# EXERCISE DESCRIPTION
Reproduce all entries word for word.

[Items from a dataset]
>> Start
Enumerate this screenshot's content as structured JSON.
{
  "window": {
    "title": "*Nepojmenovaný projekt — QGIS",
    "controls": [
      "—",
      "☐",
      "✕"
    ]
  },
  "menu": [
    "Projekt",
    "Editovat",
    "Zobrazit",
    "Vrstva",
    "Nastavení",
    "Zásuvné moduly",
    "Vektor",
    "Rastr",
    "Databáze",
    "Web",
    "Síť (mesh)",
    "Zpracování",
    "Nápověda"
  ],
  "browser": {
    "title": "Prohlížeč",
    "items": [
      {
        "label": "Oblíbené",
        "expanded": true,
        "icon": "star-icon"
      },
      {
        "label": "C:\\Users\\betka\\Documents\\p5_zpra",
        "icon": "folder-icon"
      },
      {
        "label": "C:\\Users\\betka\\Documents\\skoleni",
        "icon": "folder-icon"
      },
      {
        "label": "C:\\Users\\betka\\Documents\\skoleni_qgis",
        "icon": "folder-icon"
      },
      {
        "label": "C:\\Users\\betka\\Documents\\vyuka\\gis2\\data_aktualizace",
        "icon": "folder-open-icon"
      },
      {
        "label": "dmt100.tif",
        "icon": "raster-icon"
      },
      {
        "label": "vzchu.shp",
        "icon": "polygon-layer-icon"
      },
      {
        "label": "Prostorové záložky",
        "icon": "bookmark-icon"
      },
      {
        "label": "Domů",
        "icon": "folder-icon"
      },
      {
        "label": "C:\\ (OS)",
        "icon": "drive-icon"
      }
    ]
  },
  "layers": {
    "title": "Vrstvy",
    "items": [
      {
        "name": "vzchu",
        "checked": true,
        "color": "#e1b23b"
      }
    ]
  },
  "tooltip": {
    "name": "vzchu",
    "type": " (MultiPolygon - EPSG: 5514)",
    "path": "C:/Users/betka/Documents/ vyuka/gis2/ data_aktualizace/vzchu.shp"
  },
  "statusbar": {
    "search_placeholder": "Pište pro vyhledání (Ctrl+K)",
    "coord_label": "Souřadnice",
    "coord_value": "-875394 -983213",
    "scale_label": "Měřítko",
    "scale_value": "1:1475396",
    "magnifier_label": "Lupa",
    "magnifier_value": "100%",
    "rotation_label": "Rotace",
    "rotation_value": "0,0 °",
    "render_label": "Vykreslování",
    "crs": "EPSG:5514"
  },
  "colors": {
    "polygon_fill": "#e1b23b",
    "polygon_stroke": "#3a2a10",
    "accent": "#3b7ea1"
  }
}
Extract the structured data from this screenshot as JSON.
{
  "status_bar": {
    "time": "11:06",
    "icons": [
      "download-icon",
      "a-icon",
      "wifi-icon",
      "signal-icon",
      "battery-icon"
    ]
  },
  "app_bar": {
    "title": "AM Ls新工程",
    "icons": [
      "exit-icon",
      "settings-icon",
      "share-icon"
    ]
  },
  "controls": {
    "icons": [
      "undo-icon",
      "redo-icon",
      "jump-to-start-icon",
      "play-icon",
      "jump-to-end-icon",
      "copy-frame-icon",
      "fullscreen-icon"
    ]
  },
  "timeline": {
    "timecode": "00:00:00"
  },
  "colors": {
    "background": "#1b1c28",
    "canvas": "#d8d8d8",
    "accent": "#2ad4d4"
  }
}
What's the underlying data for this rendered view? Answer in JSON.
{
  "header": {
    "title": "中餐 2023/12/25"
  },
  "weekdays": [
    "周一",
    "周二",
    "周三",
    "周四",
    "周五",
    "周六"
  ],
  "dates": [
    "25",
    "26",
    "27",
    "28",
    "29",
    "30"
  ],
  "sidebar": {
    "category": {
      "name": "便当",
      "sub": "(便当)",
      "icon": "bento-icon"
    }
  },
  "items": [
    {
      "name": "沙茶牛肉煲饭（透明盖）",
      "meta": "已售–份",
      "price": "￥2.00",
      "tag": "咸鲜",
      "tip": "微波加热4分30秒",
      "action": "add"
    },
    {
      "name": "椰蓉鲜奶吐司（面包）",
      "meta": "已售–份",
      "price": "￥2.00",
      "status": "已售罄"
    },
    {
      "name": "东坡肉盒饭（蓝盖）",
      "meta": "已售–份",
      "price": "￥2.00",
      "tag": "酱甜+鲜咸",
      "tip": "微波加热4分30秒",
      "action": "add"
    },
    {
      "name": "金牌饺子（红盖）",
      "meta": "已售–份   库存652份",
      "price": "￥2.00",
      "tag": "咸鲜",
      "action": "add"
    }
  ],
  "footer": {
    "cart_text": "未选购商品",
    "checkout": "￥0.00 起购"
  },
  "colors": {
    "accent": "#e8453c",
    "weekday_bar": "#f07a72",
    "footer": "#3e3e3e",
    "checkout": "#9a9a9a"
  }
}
>> End
# RESPONSE TO THE TASK
Enumerate this screenshot's content as structured JSON.
{
  "window": {
    "title": "*Nepojmenovaný projekt — QGIS",
    "controls": [
      "—",
      "☐",
      "✕"
    ]
  },
  "menu": [
    "Projekt",
    "Editovat",
    "Zobrazit",
    "Vrstva",
    "Nastavení",
    "Zásuvné moduly",
    "Vektor",
    "Rastr",
    "Databáze",
    "Web",
    "Síť (mesh)",
    "Zpracování",
    "Nápověda"
  ],
  "browser": {
    "title": "Prohlížeč",
    "items": [
      {
        "label": "Oblíbené",
        "expanded": true,
        "icon": "star-icon"
      },
      {
        "label": "C:\\Users\\betka\\Documents\\p5_zpra",
        "icon": "folder-icon"
      },
      {
        "label": "C:\\Users\\betka\\Documents\\skoleni",
        "icon": "folder-icon"
      },
      {
        "label": "C:\\Users\\betka\\Documents\\skoleni_qgis",
        "icon": "folder-icon"
      },
      {
        "label": "C:\\Users\\betka\\Documents\\vyuka\\gis2\\data_aktualizace",
        "icon": "folder-open-icon"
      },
      {
        "label": "dmt100.tif",
        "icon": "raster-icon"
      },
      {
        "label": "vzchu.shp",
        "icon": "polygon-layer-icon"
      },
      {
        "label": "Prostorové záložky",
        "icon": "bookmark-icon"
      },
      {
        "label": "Domů",
        "icon": "folder-icon"
      },
      {
        "label": "C:\\ (OS)",
        "icon": "drive-icon"
      }
    ]
  },
  "layers": {
    "title": "Vrstvy",
    "items": [
      {
        "name": "vzchu",
        "checked": true,
        "color": "#e1b23b"
      }
    ]
  },
  "tooltip": {
    "name": "vzchu",
    "type": " (MultiPolygon - EPSG: 5514)",
    "path": "C:/Users/betka/Documents/ vyuka/gis2/ data_aktualizace/vzchu.shp"
  },
  "statusbar": {
    "search_placeholder": "Pište pro vyhledání (Ctrl+K)",
    "coord_label": "Souřadnice",
    "coord_value": "-875394 -983213",
    "scale_label": "Měřítko",
    "scale_value": "1:1475396",
    "magnifier_label": "Lupa",
    "magnifier_value": "100%",
    "rotation_label": "Rotace",
    "rotation_value": "0,0 °",
    "render_label": "Vykreslování",
    "crs": "EPSG:5514"
  },
  "colors": {
    "polygon_fill": "#e1b23b",
    "polygon_stroke": "#3a2a10",
    "accent": "#3b7ea1"
  }
}
Extract the structured data from this screenshot as JSON.
{
  "status_bar": {
    "time": "11:06",
    "icons": [
      "download-icon",
      "a-icon",
      "wifi-icon",
      "signal-icon",
      "battery-icon"
    ]
  },
  "app_bar": {
    "title": "AM Ls新工程",
    "icons": [
      "exit-icon",
      "settings-icon",
      "share-icon"
    ]
  },
  "controls": {
    "icons": [
      "undo-icon",
      "redo-icon",
      "jump-to-start-icon",
      "play-icon",
      "jump-to-end-icon",
      "copy-frame-icon",
      "fullscreen-icon"
    ]
  },
  "timeline": {
    "timecode": "00:00:00"
  },
  "colors": {
    "background": "#1b1c28",
    "canvas": "#d8d8d8",
    "accent": "#2ad4d4"
  }
}
What's the underlying data for this rendered view? Answer in JSON.
{
  "header": {
    "title": "中餐 2023/12/25"
  },
  "weekdays": [
    "周一",
    "周二",
    "周三",
    "周四",
    "周五",
    "周六"
  ],
  "dates": [
    "25",
    "26",
    "27",
    "28",
    "29",
    "30"
  ],
  "sidebar": {
    "category": {
      "name": "便当",
      "sub": "(便当)",
      "icon": "bento-icon"
    }
  },
  "items": [
    {
      "name": "沙茶牛肉煲饭（透明盖）",
      "meta": "已售–份",
      "price": "￥2.00",
      "tag": "咸鲜",
      "tip": "微波加热4分30秒",
      "action": "add"
    },
    {
      "name": "椰蓉鲜奶吐司（面包）",
      "meta": "已售–份",
      "price": "￥2.00",
      "status": "已售罄"
    },
    {
      "name": "东坡肉盒饭（蓝盖）",
      "meta": "已售–份",
      "price": "￥2.00",
      "tag": "酱甜+鲜咸",
      "tip": "微波加热4分30秒",
      "action": "add"
    },
    {
      "name": "金牌饺子（红盖）",
      "meta": "已售–份   库存652份",
      "price": "￥2.00",
      "tag": "咸鲜",
      "action": "add"
    }
  ],
  "footer": {
    "cart_text": "未选购商品",
    "checkout": "￥0.00 起购"
  },
  "colors": {
    "accent": "#e8453c",
    "weekday_bar": "#f07a72",
    "footer": "#3e3e3e",
    "checkout": "#9a9a9a"
  }
}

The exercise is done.